Entries provided:
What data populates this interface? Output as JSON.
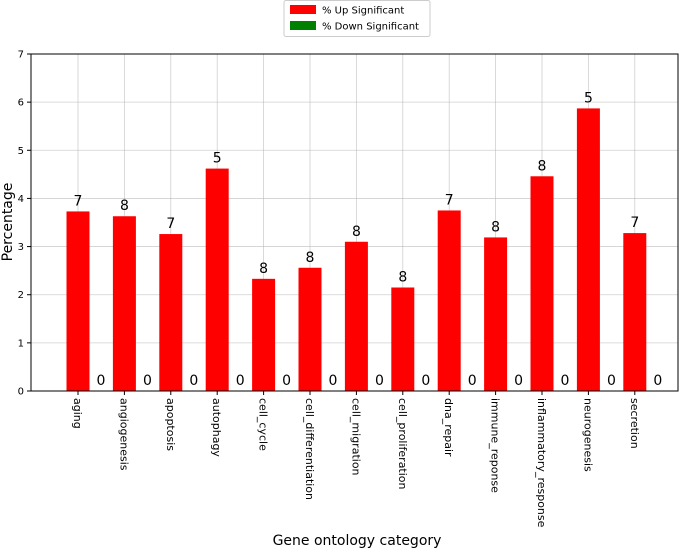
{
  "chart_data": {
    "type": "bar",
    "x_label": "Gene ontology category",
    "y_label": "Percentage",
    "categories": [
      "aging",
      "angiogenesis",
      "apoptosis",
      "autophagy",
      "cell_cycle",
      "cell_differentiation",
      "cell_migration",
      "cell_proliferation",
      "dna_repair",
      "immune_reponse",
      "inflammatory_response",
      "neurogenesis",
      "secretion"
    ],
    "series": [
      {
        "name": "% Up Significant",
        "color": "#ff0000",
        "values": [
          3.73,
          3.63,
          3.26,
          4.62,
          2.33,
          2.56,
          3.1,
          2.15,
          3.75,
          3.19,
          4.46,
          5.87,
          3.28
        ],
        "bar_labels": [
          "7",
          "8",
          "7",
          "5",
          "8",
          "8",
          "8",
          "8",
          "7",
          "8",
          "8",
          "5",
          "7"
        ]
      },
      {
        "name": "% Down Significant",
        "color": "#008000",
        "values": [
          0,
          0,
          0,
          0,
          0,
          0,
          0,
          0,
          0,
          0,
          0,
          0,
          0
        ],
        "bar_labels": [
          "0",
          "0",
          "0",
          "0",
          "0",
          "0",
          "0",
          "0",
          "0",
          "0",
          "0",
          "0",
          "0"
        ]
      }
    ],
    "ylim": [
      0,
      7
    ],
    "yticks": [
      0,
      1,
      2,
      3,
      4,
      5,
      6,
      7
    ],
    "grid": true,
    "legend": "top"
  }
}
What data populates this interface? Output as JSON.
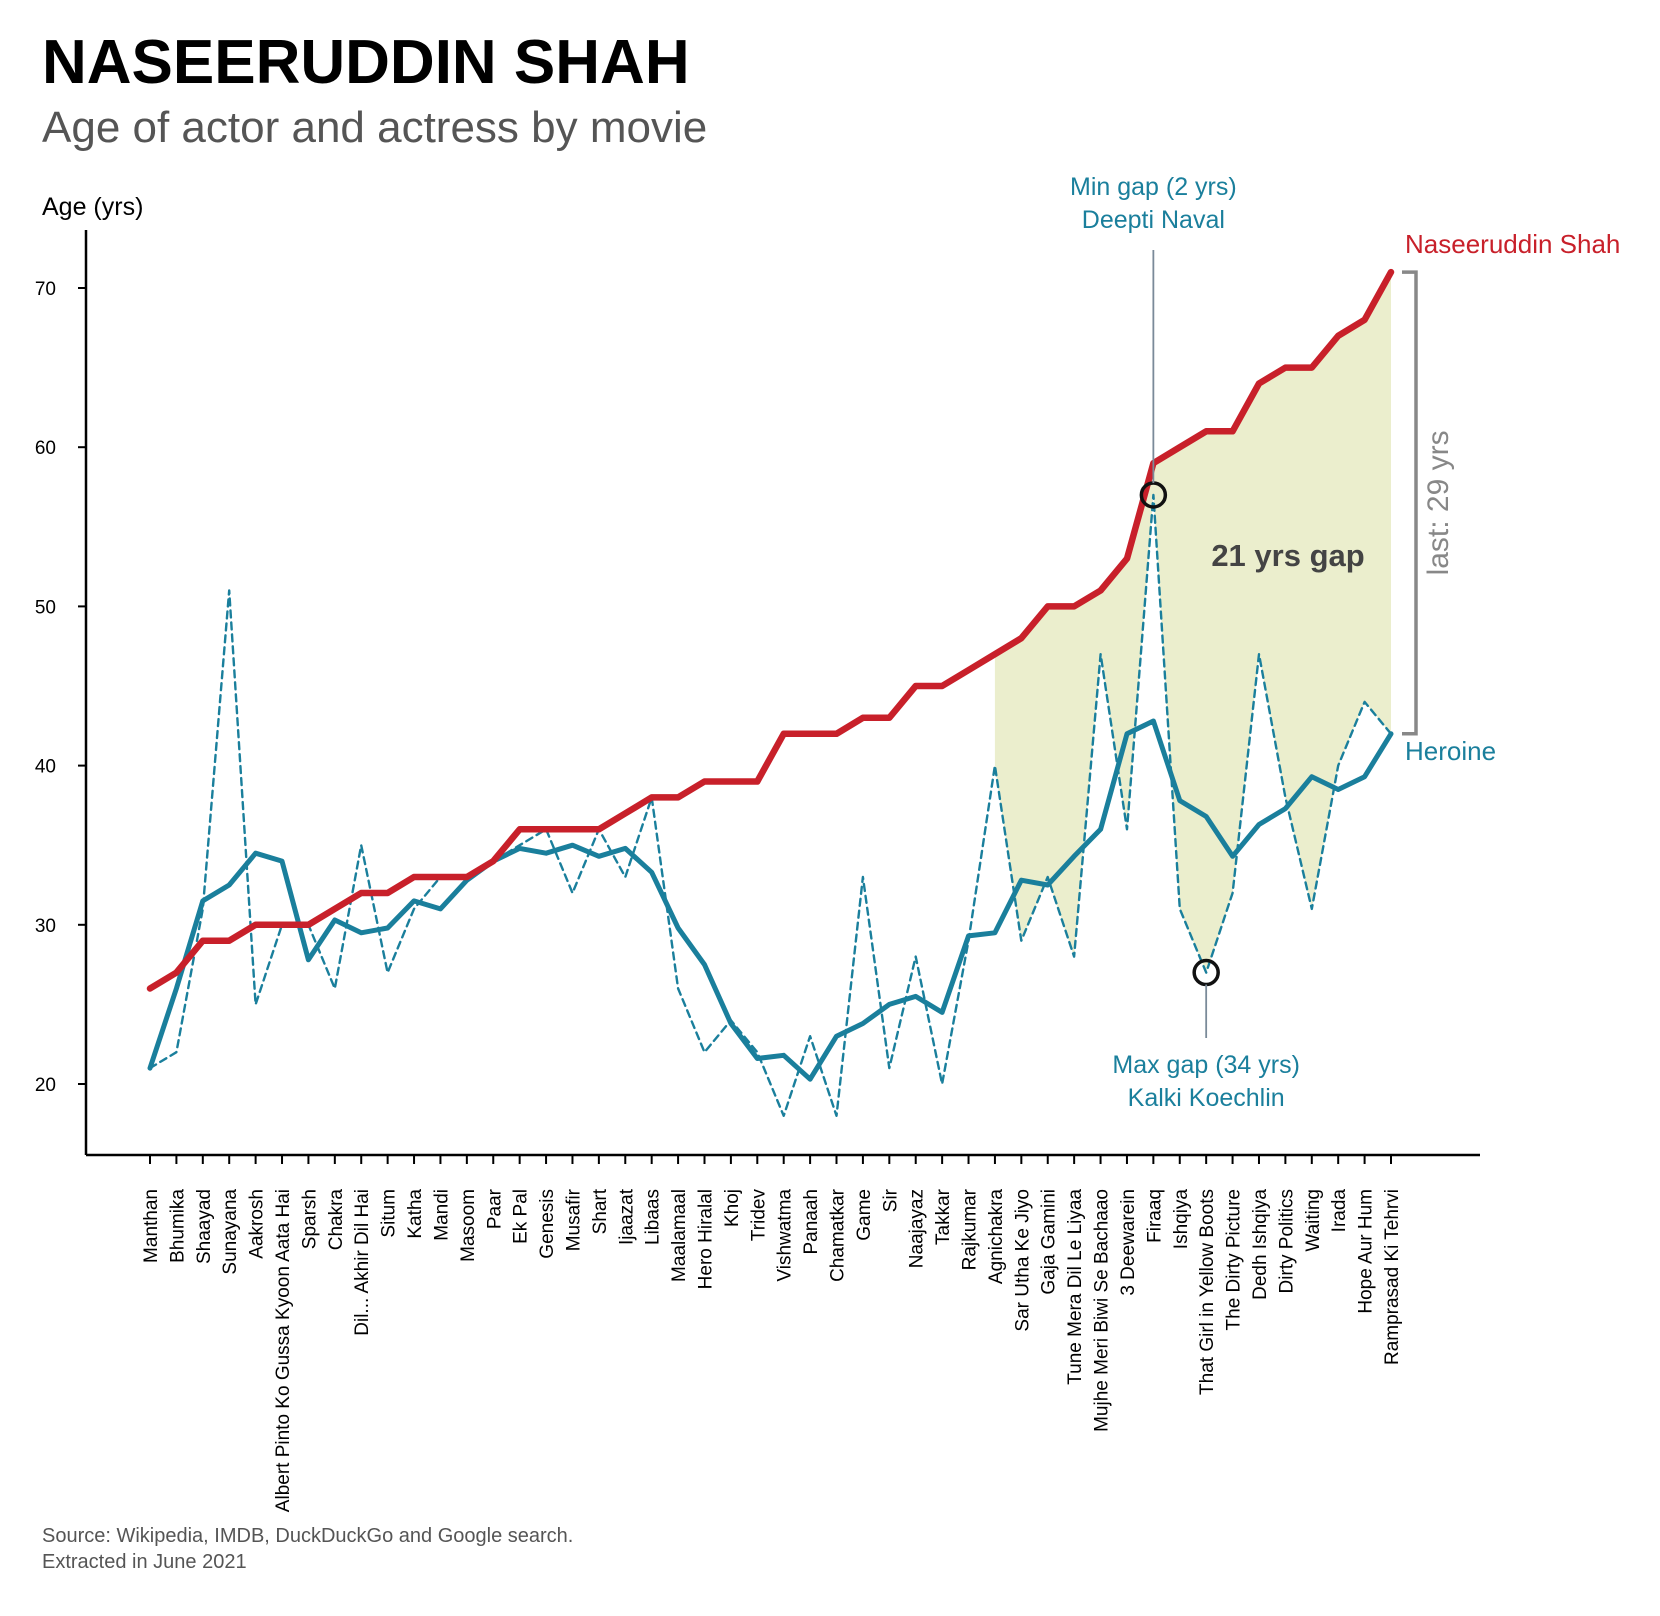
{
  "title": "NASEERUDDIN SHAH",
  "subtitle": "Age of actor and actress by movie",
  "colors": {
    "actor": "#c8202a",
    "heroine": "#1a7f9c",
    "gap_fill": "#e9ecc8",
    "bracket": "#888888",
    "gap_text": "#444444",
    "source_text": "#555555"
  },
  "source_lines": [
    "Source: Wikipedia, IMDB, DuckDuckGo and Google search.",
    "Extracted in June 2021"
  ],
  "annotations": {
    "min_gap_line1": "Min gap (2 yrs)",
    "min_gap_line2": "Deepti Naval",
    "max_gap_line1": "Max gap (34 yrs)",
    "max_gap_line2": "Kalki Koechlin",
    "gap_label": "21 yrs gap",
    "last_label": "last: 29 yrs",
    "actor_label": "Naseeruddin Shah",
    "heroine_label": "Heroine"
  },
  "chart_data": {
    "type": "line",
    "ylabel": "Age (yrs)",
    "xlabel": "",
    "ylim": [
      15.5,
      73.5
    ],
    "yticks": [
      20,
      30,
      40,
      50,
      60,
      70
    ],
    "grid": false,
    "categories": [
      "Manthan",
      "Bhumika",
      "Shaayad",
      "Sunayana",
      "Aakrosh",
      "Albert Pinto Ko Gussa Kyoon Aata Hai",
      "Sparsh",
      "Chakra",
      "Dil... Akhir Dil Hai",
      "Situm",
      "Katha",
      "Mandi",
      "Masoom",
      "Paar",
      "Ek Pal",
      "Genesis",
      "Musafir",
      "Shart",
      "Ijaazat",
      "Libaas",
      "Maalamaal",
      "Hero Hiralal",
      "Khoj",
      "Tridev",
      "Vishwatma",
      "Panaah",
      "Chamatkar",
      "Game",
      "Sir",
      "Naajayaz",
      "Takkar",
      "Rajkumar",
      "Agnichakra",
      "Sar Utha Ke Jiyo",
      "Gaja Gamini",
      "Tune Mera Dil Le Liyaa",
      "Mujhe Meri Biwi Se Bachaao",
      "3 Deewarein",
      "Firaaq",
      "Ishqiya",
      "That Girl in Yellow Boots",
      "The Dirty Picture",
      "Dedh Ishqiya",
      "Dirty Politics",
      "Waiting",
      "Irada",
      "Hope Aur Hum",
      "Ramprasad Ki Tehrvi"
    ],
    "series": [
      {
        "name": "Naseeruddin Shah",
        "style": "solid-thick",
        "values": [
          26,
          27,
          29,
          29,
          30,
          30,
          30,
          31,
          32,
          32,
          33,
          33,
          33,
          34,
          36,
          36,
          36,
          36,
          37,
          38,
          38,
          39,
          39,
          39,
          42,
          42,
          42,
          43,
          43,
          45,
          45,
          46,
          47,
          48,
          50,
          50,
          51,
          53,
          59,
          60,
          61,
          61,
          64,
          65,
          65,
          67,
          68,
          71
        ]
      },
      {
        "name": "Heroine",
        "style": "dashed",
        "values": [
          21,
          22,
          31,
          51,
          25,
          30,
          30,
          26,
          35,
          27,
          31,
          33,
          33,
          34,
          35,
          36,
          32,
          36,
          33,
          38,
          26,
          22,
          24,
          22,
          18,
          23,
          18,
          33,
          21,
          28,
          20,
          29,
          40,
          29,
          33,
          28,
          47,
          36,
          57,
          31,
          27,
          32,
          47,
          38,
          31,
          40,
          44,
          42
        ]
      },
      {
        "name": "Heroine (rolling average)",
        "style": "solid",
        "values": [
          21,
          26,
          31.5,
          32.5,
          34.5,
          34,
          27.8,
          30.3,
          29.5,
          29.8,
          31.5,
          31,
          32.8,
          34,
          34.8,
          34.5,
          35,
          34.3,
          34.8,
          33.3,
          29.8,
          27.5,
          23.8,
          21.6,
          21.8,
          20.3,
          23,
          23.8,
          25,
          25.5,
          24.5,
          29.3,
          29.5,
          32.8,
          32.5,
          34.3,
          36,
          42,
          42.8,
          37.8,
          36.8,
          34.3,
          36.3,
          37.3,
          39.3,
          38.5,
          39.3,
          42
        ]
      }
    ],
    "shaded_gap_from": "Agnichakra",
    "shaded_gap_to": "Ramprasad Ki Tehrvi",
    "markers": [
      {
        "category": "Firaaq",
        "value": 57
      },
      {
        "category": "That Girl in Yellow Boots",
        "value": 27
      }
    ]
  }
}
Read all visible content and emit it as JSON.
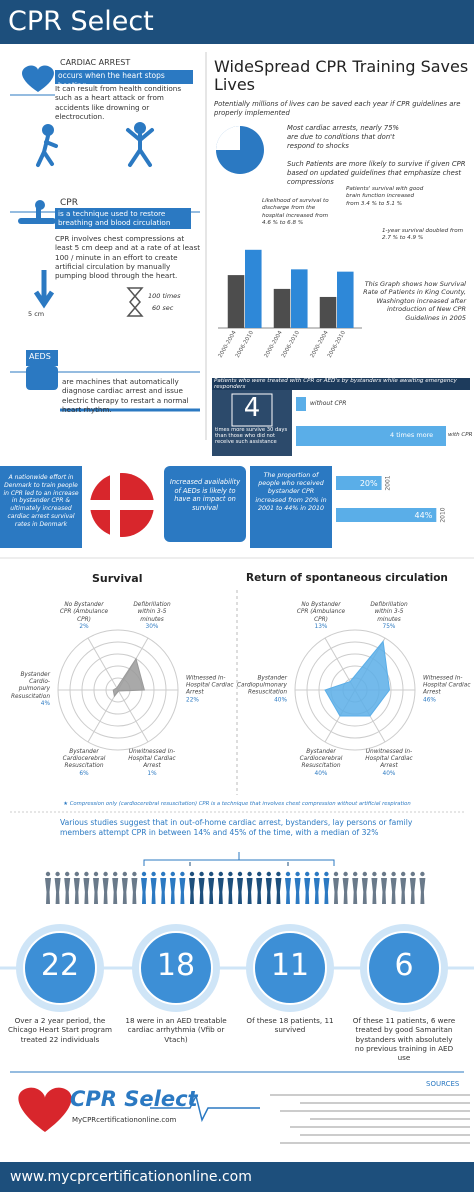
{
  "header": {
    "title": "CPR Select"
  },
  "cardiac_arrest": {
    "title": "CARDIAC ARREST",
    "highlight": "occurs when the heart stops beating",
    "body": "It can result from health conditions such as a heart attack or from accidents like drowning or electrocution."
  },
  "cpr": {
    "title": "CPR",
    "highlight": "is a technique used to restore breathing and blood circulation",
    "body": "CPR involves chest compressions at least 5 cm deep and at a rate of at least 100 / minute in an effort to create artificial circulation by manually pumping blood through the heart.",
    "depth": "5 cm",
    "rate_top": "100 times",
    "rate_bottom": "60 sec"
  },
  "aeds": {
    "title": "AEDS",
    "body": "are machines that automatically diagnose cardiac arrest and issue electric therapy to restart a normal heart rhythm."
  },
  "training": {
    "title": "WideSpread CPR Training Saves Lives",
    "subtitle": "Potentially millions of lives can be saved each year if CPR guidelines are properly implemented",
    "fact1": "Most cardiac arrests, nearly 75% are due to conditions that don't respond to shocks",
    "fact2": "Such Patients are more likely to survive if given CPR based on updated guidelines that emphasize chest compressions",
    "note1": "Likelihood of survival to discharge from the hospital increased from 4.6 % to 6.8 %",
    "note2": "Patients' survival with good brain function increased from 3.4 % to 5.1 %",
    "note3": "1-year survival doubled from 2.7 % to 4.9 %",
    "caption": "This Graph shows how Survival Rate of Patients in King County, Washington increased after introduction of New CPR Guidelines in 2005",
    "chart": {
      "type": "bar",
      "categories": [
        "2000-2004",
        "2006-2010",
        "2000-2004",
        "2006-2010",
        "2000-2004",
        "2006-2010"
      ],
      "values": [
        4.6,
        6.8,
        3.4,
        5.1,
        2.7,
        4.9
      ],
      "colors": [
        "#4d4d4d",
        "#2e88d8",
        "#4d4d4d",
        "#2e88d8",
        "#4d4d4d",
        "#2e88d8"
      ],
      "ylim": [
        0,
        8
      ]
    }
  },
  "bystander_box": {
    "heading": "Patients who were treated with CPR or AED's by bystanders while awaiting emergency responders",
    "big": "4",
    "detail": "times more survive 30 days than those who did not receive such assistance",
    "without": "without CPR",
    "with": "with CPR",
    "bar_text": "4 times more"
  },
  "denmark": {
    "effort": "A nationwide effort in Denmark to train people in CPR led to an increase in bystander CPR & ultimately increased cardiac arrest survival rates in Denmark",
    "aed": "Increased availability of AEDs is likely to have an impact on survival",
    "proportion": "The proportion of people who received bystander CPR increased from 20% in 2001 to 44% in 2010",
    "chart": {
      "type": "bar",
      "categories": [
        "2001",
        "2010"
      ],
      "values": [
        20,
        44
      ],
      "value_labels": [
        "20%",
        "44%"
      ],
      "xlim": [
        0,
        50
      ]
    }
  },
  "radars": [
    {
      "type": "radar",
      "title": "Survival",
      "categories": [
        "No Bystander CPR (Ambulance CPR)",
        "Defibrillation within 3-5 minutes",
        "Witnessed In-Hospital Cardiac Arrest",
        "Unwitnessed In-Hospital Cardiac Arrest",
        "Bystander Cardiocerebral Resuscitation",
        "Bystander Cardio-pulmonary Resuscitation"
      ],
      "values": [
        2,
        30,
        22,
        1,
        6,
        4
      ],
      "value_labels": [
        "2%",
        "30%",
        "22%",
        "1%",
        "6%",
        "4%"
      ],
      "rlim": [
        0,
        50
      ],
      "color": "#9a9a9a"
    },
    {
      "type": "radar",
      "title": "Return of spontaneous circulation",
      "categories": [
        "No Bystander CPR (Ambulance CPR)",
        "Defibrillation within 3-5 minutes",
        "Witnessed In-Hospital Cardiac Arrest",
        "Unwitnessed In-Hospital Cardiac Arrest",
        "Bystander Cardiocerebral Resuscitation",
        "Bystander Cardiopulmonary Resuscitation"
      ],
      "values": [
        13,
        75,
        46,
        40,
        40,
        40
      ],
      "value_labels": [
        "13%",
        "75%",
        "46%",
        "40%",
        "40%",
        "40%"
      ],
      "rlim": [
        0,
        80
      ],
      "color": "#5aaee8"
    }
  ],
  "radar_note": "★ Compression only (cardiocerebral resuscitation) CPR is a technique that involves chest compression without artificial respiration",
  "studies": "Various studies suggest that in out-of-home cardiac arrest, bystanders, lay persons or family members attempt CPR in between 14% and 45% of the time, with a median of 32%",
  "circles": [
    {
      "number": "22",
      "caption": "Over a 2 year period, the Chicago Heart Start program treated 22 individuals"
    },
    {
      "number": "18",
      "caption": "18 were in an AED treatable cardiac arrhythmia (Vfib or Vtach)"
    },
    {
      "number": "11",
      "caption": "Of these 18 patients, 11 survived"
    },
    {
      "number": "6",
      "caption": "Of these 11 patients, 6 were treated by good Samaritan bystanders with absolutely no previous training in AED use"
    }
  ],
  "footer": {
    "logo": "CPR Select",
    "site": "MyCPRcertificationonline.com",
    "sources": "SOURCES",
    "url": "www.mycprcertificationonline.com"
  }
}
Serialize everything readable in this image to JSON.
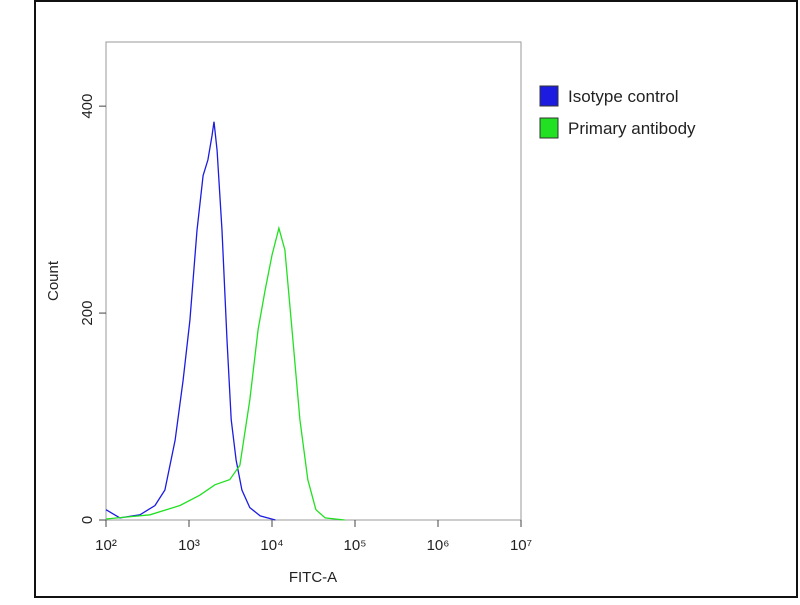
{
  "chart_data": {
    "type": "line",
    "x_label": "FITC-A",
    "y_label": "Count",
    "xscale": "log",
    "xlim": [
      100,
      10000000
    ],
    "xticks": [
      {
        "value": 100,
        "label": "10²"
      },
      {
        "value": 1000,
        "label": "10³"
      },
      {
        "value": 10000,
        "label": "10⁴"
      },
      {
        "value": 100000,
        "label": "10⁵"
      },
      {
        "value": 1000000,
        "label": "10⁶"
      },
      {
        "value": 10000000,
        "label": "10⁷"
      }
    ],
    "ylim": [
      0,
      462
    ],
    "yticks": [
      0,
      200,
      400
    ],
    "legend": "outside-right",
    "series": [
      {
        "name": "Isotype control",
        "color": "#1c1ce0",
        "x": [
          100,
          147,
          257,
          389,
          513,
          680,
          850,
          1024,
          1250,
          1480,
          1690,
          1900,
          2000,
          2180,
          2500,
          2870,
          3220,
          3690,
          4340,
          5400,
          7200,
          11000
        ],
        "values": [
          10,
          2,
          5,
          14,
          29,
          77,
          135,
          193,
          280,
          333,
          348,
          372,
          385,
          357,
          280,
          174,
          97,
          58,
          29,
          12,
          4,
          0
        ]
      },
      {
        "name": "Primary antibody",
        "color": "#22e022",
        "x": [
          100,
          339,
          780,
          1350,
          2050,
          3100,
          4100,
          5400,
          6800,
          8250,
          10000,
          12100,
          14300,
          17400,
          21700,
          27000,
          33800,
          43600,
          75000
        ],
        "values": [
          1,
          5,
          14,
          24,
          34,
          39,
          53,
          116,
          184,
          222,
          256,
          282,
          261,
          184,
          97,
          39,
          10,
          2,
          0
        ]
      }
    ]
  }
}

What is needed: All lines with the word "category" need to be copied from the data above.

Response:
    "x_label": "Gene ontology category",
        "category": "Firaaq",
        "category": "That Girl in Yellow Boots",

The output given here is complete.